[Stored records]
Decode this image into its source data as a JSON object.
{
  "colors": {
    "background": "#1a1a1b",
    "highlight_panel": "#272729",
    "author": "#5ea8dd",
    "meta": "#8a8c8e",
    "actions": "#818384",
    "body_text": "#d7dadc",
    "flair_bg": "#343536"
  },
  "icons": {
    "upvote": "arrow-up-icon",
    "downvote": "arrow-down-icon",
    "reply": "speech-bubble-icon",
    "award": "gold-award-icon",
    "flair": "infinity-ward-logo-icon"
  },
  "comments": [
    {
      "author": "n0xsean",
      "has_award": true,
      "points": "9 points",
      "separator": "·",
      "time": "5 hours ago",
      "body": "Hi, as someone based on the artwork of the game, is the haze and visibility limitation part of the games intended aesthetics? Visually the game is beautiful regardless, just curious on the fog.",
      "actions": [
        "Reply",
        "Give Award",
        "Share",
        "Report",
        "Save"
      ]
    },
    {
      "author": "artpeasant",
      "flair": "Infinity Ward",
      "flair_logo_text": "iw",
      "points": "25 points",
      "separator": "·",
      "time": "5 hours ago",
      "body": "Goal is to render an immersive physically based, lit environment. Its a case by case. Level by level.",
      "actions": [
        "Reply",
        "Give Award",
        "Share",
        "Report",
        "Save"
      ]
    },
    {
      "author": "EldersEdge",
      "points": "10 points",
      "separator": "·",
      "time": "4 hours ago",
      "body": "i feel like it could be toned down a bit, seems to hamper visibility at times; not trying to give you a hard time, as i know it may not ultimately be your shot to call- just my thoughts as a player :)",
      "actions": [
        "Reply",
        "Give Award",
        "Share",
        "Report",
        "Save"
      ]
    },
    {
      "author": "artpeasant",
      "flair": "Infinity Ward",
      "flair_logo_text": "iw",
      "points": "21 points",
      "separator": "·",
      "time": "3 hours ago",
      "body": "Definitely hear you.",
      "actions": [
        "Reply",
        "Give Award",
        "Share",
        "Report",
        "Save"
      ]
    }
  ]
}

**GOAL**: Write out all records exactly, keeping every detail.

**WRITTEN SOLUTION**:
Decode this image into its source data as a JSON object.
{
  "colors": {
    "background": "#1a1a1b",
    "highlight_panel": "#272729",
    "author": "#5ea8dd",
    "meta": "#8a8c8e",
    "actions": "#818384",
    "body_text": "#d7dadc",
    "flair_bg": "#343536"
  },
  "icons": {
    "upvote": "arrow-up-icon",
    "downvote": "arrow-down-icon",
    "reply": "speech-bubble-icon",
    "award": "gold-award-icon",
    "flair": "infinity-ward-logo-icon"
  },
  "comments": [
    {
      "author": "n0xsean",
      "has_award": true,
      "points": "9 points",
      "separator": "·",
      "time": "5 hours ago",
      "body": "Hi, as someone based on the artwork of the game, is the haze and visibility limitation part of the games intended aesthetics? Visually the game is beautiful regardless, just curious on the fog.",
      "actions": [
        "Reply",
        "Give Award",
        "Share",
        "Report",
        "Save"
      ]
    },
    {
      "author": "artpeasant",
      "flair": "Infinity Ward",
      "flair_logo_text": "iw",
      "points": "25 points",
      "separator": "·",
      "time": "5 hours ago",
      "body": "Goal is to render an immersive physically based, lit environment. Its a case by case. Level by level.",
      "actions": [
        "Reply",
        "Give Award",
        "Share",
        "Report",
        "Save"
      ]
    },
    {
      "author": "EldersEdge",
      "points": "10 points",
      "separator": "·",
      "time": "4 hours ago",
      "body": "i feel like it could be toned down a bit, seems to hamper visibility at times; not trying to give you a hard time, as i know it may not ultimately be your shot to call- just my thoughts as a player :)",
      "actions": [
        "Reply",
        "Give Award",
        "Share",
        "Report",
        "Save"
      ]
    },
    {
      "author": "artpeasant",
      "flair": "Infinity Ward",
      "flair_logo_text": "iw",
      "points": "21 points",
      "separator": "·",
      "time": "3 hours ago",
      "body": "Definitely hear you.",
      "actions": [
        "Reply",
        "Give Award",
        "Share",
        "Report",
        "Save"
      ]
    }
  ]
}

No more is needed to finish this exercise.